[Dataset records]
------------------------------------------------

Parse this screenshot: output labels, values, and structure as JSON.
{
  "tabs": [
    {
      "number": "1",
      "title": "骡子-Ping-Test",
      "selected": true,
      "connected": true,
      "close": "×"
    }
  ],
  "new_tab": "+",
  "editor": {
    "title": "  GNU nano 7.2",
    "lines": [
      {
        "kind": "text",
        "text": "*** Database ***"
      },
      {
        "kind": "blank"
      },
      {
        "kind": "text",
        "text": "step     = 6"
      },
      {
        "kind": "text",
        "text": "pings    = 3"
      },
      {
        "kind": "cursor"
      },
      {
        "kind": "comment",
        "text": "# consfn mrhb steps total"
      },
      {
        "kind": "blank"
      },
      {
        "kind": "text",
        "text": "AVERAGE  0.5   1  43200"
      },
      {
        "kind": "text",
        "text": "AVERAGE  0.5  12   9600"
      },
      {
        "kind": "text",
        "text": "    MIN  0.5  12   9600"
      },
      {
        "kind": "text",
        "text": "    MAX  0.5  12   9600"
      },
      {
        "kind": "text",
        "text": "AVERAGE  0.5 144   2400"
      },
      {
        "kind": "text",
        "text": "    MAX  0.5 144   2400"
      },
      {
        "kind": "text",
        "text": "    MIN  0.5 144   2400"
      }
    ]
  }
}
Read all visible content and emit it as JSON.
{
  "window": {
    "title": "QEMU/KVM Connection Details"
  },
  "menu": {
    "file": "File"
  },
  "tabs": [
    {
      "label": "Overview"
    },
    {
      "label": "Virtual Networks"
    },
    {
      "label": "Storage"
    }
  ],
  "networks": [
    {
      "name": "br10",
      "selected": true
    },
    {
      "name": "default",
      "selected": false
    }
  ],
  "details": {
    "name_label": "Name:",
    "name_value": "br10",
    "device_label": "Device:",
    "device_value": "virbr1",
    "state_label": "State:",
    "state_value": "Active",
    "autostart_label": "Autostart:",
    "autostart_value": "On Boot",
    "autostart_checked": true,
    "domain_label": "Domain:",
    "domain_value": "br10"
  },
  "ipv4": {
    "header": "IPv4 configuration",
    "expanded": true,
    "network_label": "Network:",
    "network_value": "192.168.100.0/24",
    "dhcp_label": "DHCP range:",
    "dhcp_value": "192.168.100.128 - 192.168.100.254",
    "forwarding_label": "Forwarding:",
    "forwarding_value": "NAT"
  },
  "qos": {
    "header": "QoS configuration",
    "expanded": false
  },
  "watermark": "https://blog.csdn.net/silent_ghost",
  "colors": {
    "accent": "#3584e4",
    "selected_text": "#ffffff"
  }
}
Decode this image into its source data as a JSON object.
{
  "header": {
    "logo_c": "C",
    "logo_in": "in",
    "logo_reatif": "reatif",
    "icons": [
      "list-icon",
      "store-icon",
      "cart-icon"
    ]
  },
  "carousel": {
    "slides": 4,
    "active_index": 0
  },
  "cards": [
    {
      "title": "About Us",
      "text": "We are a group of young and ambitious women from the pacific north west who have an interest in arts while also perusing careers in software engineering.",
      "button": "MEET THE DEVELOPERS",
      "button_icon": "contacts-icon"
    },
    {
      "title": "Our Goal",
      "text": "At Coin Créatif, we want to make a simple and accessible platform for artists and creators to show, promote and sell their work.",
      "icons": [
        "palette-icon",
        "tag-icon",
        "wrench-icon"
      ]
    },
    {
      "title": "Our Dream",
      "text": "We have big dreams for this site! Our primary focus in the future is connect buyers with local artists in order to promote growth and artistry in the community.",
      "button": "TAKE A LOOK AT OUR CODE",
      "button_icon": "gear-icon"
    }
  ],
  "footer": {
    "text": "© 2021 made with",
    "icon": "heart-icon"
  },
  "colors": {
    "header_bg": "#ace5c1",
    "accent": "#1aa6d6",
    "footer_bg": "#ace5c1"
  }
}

------------------------------------------------

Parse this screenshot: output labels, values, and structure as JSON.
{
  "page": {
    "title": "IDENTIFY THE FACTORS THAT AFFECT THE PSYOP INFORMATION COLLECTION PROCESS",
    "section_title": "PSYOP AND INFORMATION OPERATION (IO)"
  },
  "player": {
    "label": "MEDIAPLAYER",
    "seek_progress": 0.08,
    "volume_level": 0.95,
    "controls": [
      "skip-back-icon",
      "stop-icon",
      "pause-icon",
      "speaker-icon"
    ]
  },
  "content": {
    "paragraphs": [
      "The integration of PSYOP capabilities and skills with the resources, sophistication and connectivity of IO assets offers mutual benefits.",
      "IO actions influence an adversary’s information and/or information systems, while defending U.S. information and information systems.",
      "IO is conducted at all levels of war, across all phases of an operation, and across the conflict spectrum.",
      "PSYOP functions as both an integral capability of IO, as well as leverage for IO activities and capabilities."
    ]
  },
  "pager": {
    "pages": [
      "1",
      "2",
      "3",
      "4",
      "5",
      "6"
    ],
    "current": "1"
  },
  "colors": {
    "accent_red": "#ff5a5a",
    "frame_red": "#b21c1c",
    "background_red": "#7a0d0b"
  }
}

------------------------------------------------

◆ PROBLEM TO SOLVE
Select all lines with the word "PSYOP" from the entries above.

◆ EXERCISE RESPONSE
    "title": "IDENTIFY THE FACTORS THAT AFFECT THE PSYOP INFORMATION COLLECTION PROCESS",
    "section_title": "PSYOP AND INFORMATION OPERATION (IO)"
      "The integration of PSYOP capabilities and skills with the resources, sophistication and connectivity of IO assets offers mutual benefits.",
      "PSYOP functions as both an integral capability of IO, as well as leverage for IO activities and capabilities."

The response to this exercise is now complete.